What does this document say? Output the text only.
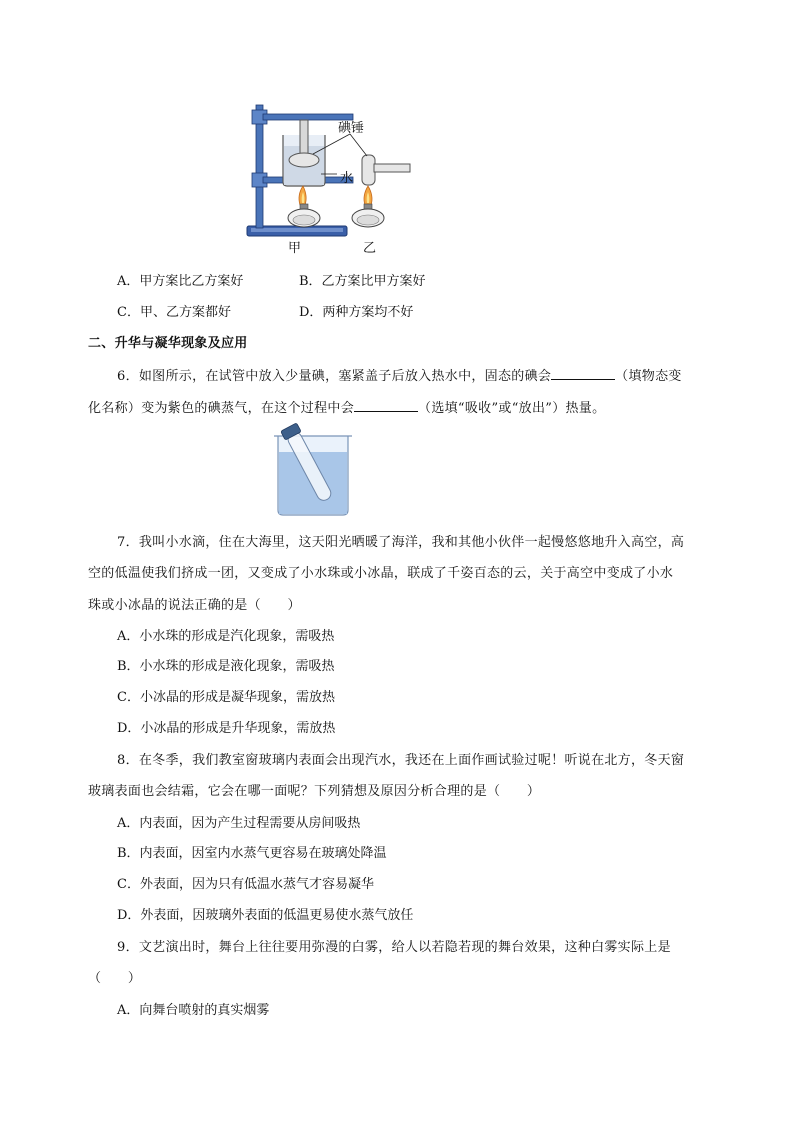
碘锤
水
甲	乙
A．甲方案比乙方案好	B．乙方案比甲方案好
C．甲、乙方案都好	D．两种方案均不好
二、升华与凝华现象及应用
6．如图所示，在试管中放入少量碘，塞紧盖子后放入热水中，固态的碘会	（填物态变
化名称）变为紫色的碘蒸气，在这个过程中会	（选填“吸收”或“放出”）热量。
7．我叫小水滴，住在大海里，这天阳光晒暖了海洋，我和其他小伙伴一起慢悠悠地升入高空，高
空的低温使我们挤成一团，又变成了小水珠或小冰晶，联成了千姿百态的云，关于高空中变成了小水
珠或小冰晶的说法正确的是（　　）
A．小水珠的形成是汽化现象，需吸热
B．小水珠的形成是液化现象，需吸热
C．小冰晶的形成是凝华现象，需放热
D．小冰晶的形成是升华现象，需放热
8．在冬季，我们教室窗玻璃内表面会出现汽水，我还在上面作画试验过呢！听说在北方，冬天窗
玻璃表面也会结霜，它会在哪一面呢？下列猜想及原因分析合理的是（　　）
A．内表面，因为产生过程需要从房间吸热
B．内表面，因室内水蒸气更容易在玻璃处降温
C．外表面，因为只有低温水蒸气才容易凝华
D．外表面，因玻璃外表面的低温更易使水蒸气放任
9．文艺演出时，舞台上往往要用弥漫的白雾，给人以若隐若现的舞台效果，这种白雾实际上是
（　　）
A．向舞台喷射的真实烟雾
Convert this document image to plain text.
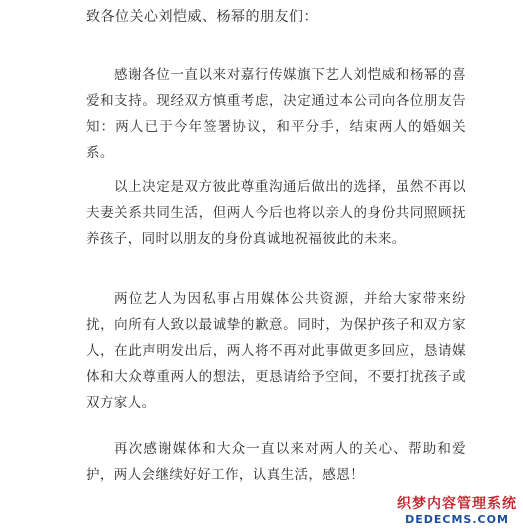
致各位关心刘恺威、杨幂的朋友们：

感谢各位一直以来对嘉行传媒旗下艺人刘恺威和杨幂的喜爱和支持。现经双方慎重考虑，决定通过本公司向各位朋友告知：两人已于今年签署协议，和平分手，结束两人的婚姻关系。

以上决定是双方彼此尊重沟通后做出的选择，虽然不再以夫妻关系共同生活，但两人今后也将以亲人的身份共同照顾抚养孩子，同时以朋友的身份真诚地祝福彼此的未来。

两位艺人为因私事占用媒体公共资源，并给大家带来纷扰，向所有人致以最诚挚的歉意。同时，为保护孩子和双方家人，在此声明发出后，两人将不再对此事做更多回应，恳请媒体和大众尊重两人的想法，更恳请给予空间，不要打扰孩子或双方家人。

再次感谢媒体和大众一直以来对两人的关心、帮助和爱护，两人会继续好好工作，认真生活，感恩！

织梦内容管理系统
DEDECMS.COM
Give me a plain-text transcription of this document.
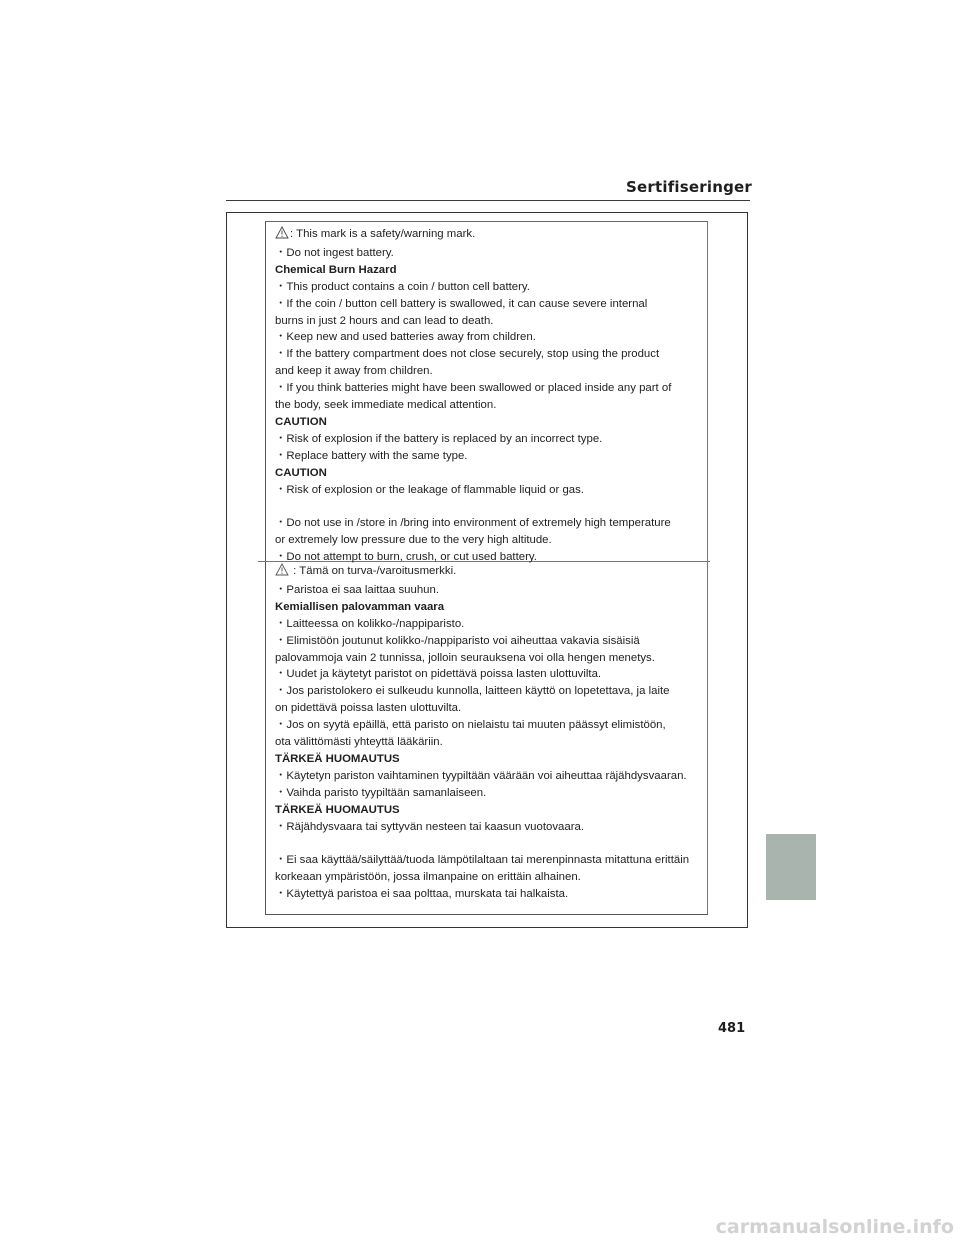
Sertifiseringer
: This mark is a safety/warning mark.
・Do not ingest battery.
Chemical Burn Hazard
・This product contains a coin / button cell battery.
・If the coin / button cell battery is swallowed, it can cause severe internal
burns in just 2 hours and can lead to death.
・Keep new and used batteries away from children.
・If the battery compartment does not close securely, stop using the product
and keep it away from children.
・If you think batteries might have been swallowed or placed inside any part of
the body, seek immediate medical attention.
CAUTION
・Risk of explosion if the battery is replaced by an incorrect type.
・Replace battery with the same type.
CAUTION
・Risk of explosion or the leakage of flammable liquid or gas.
・Do not use in /store in /bring into environment of extremely high temperature
or extremely low pressure due to the very high altitude.
・Do not attempt to burn, crush, or cut used battery.
: Tämä on turva-/varoitusmerkki.
・Paristoa ei saa laittaa suuhun.
Kemiallisen palovamman vaara
・Laitteessa on kolikko-/nappiparisto.
・Elimistöön joutunut kolikko-/nappiparisto voi aiheuttaa vakavia sisäisiä
palovammoja vain 2 tunnissa, jolloin seurauksena voi olla hengen menetys.
・Uudet ja käytetyt paristot on pidettävä poissa lasten ulottuvilta.
・Jos paristolokero ei sulkeudu kunnolla, laitteen käyttö on lopetettava, ja laite
on pidettävä poissa lasten ulottuvilta.
・Jos on syytä epäillä, että paristo on nielaistu tai muuten päässyt elimistöön,
ota välittömästi yhteyttä lääkäriin.
TÄRKEÄ HUOMAUTUS
・Käytetyn pariston vaihtaminen tyypiltään väärään voi aiheuttaa räjähdysvaaran.
・Vaihda paristo tyypiltään samanlaiseen.
TÄRKEÄ HUOMAUTUS
・Räjähdysvaara tai syttyvän nesteen tai kaasun vuotovaara.
・Ei saa käyttää/säilyttää/tuoda lämpötilaltaan tai merenpinnasta mitattuna erittäin
korkeaan ympäristöön, jossa ilmanpaine on erittäin alhainen.
・Käytettyä paristoa ei saa polttaa, murskata tai halkaista.
481
carmanualsonline.info
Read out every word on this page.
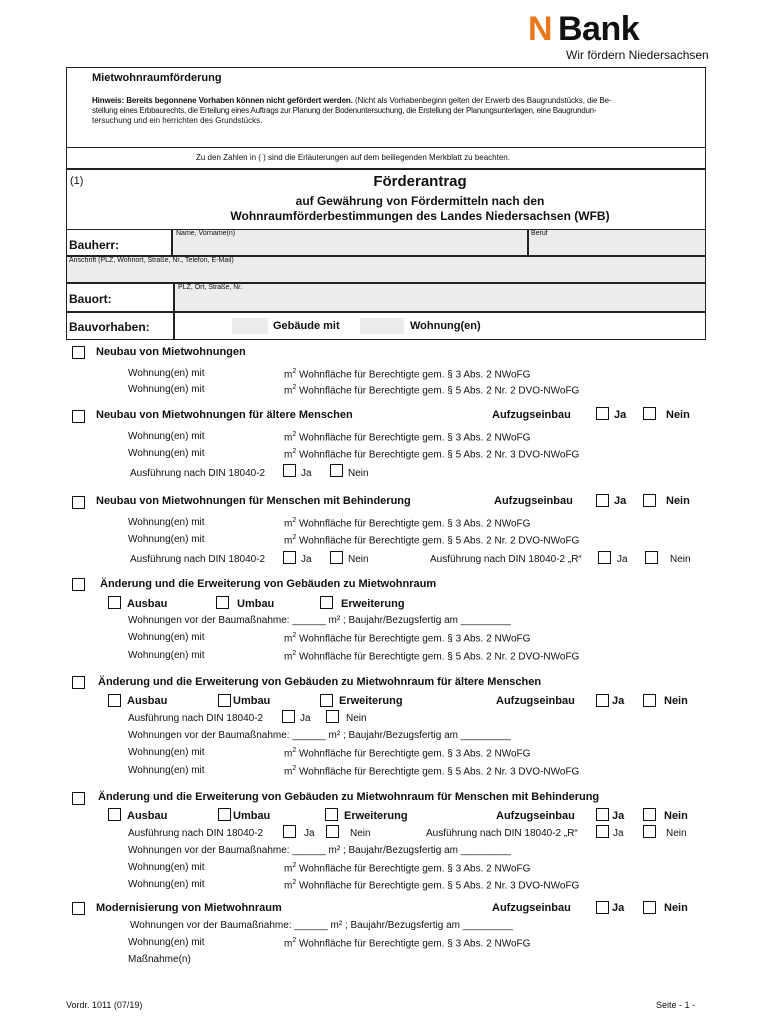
N Bank
Wir fördern Niedersachsen
Mietwohnraumförderung
Hinweis: Bereits begonnene Vorhaben können nicht gefördert werden. (Nicht als Vorhabenbeginn gelten der Erwerb des Baugrundstücks, die Be-
stellung eines Erbbaurechts, die Erteilung eines Auftrags zur Planung der Bodenuntersuchung, die Erstellung der Planungsunterlagen, eine Baugrundun-
tersuchung und ein herrichten des Grundstücks.
Zu den Zahlen in ( ) sind die Erläuterungen auf dem beiliegenden Merkblatt zu beachten.
(1)	Förderantrag
auf Gewährung von Fördermitteln nach den
Wohnraumförderbestimmungen des Landes Niedersachsen (WFB)
Bauherr:
Name, Vorname(n)	Beruf
Anschrift (PLZ, Wohnort, Straße, Nr., Telefon, E-Mail)
Bauort:
PLZ, Ort, Straße, Nr.
Bauvorhaben:	Gebäude mit	Wohnung(en)
Neubau von Mietwohnungen
Wohnung(en) mit	$m^2$ Wohnfläche für Berechtigte gem. § 3 Abs. 2 NWoFG
Wohnung(en) mit	$m^2$ Wohnfläche für Berechtigte gem. § 5 Abs. 2 Nr. 2 DVO-NWoFG
Neubau von Mietwohnungen für ältere Menschen	Aufzugseinbau	Ja	Nein
Wohnung(en) mit	$m^2$ Wohnfläche für Berechtigte gem. § 3 Abs. 2 NWoFG
Wohnung(en) mit	$m^2$ Wohnfläche für Berechtigte gem. § 5 Abs. 2 Nr. 3 DVO-NWoFG
Ausführung nach DIN 18040-2	Ja	Nein
Neubau von Mietwohnungen für Menschen mit Behinderung	Aufzugseinbau	Ja	Nein
Wohnung(en) mit	$m^2$ Wohnfläche für Berechtigte gem. § 3 Abs. 2 NWoFG
Wohnung(en) mit	$m^2$ Wohnfläche für Berechtigte gem. § 5 Abs. 2 Nr. 2 DVO-NWoFG
Ausführung nach DIN 18040-2	Ja	Nein	Ausführung nach DIN 18040-2 „R“	Ja	Nein
Änderung und die Erweiterung von Gebäuden zu Mietwohnraum
Ausbau	Umbau	Erweiterung
Wohnungen vor der Baumaßnahme: ______ m² ; Baujahr/Bezugsfertig am _________
Wohnung(en) mit	$m^2$ Wohnfläche für Berechtigte gem. § 3 Abs. 2 NWoFG
Wohnung(en) mit	$m^2$ Wohnfläche für Berechtigte gem. § 5 Abs. 2 Nr. 2 DVO-NWoFG
Änderung und die Erweiterung von Gebäuden zu Mietwohnraum für ältere Menschen
Ausbau	Umbau	Erweiterung	Aufzugseinbau	Ja	Nein
Ausführung nach DIN 18040-2	Ja	Nein
Wohnungen vor der Baumaßnahme: ______ m² ; Baujahr/Bezugsfertig am _________
Wohnung(en) mit	$m^2$ Wohnfläche für Berechtigte gem. § 3 Abs. 2 NWoFG
Wohnung(en) mit	$m^2$ Wohnfläche für Berechtigte gem. § 5 Abs. 2 Nr. 3 DVO-NWoFG
Änderung und die Erweiterung von Gebäuden zu Mietwohnraum für Menschen mit Behinderung
Ausbau	Umbau	Erweiterung	Aufzugseinbau	Ja	Nein
Ausführung nach DIN 18040-2	Ja	Nein	Ausführung nach DIN 18040-2 „R“	Ja	Nein
Wohnungen vor der Baumaßnahme: ______ m² ; Baujahr/Bezugsfertig am _________
Wohnung(en) mit	$m^2$ Wohnfläche für Berechtigte gem. § 3 Abs. 2 NWoFG
Wohnung(en) mit	$m^2$ Wohnfläche für Berechtigte gem. § 5 Abs. 2 Nr. 3 DVO-NWoFG
Modernisierung von Mietwohnraum	Aufzugseinbau	Ja	Nein
Wohnungen vor der Baumaßnahme: ______ m² ; Baujahr/Bezugsfertig am _________
Wohnung(en) mit	$m^2$ Wohnfläche für Berechtigte gem. § 3 Abs. 2 NWoFG
Maßnahme(n)
Vordr. 1011 (07/19)	Seite - 1 -
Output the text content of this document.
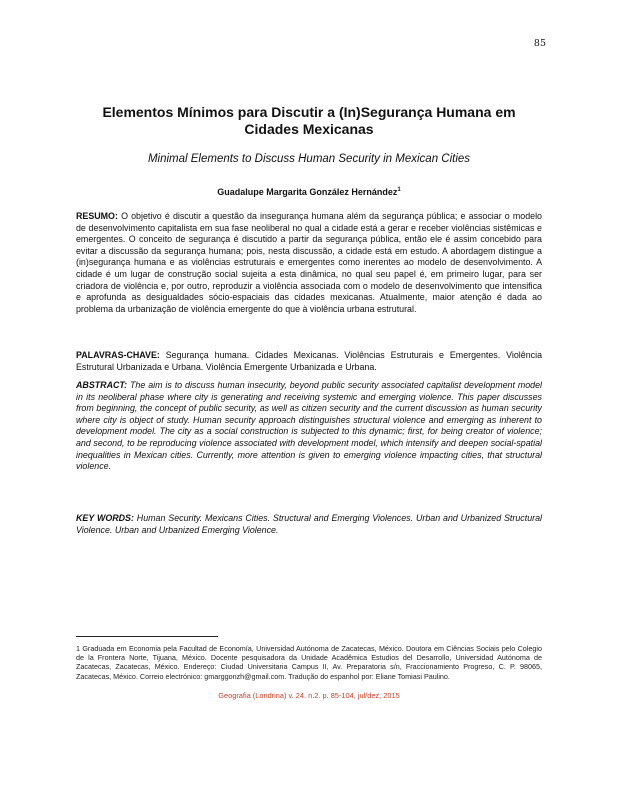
85
Elementos Mínimos para Discutir a (In)Segurança Humana em Cidades Mexicanas
Minimal Elements to Discuss Human Security in Mexican Cities
Guadalupe Margarita González Hernández$^1$
RESUMO: O objetivo é discutir a questão da insegurança humana além da segurança pública; e associar o modelo de desenvolvimento capitalista em sua fase neoliberal no qual a cidade está a gerar e receber violências sistêmicas e emergentes. O conceito de segurança é discutido a partir da segurança pública, então ele é assim concebido para evitar a discussão da segurança humana; pois, nesta discussão, a cidade está em estudo. A abordagem distingue a (in)segurança humana e as violências estruturais e emergentes como inerentes ao modelo de desenvolvimento. A cidade é um lugar de construção social sujeita a esta dinâmica, no qual seu papel é, em primeiro lugar, para ser criadora de violência e, por outro, reproduzir a violência associada com o modelo de desenvolvimento que intensifica e aprofunda as desigualdades sócio-espaciais das cidades mexicanas. Atualmente, maior atenção é dada ao problema da urbanização de violência emergente do que à violência urbana estrutural.
PALAVRAS-CHAVE: Segurança humana. Cidades Mexicanas. Violências Estruturais e Emergentes. Violência Estrutural Urbanizada e Urbana. Violência Emergente Urbanizada e Urbana.
ABSTRACT: The aim is to discuss human insecurity, beyond public security associated capitalist development model in its neoliberal phase where city is generating and receiving systemic and emerging violence. This paper discusses from beginning, the concept of public security, as well as citizen security and the current discussion as human security where city is object of study. Human security approach distinguishes structural violence and emerging as inherent to development model. The city as a social construction is subjected to this dynamic; first, for being creator of violence; and second, to be reproducing violence associated with development model, which intensify and deepen social-spatial inequalities in Mexican cities. Currently, more attention is given to emerging violence impacting cities, that structural violence.
KEY WORDS: Human Security. Mexicans Cities. Structural and Emerging Violences. Urban and Urbanized Structural Violence. Urban and Urbanized Emerging Violence.
1 Graduada em Economia pela Facultad de Economía, Universidad Autónoma de Zacatecas, México. Doutora em Ciências Sociais pelo Colegio de la Frontera Norte, Tijuana, México. Docente pesquisadora da Unidade Acadêmica Estudios del Desarrollo, Universidad Autónoma de Zacatecas, Zacatecas, México. Endereço: Ciudad Universitaria Campus II, Av. Preparatoria s/n, Fraccionamiento Progreso, C. P. 98065, Zacatecas, México. Correio electrónico: gmarggonzh@gmail.com. Tradução do espanhol por: Eliane Tomiasi Paulino.
Geografia (Londrina) v. 24. n.2. p. 85-104, jul/dez, 2015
□ □ □ □
▸ **Aim of the task**
Show every line above in which the word "type" occurs.

▸ **Problem solution**
・Risk of explosion if the battery is replaced by an incorrect type.
・Replace battery with the same type.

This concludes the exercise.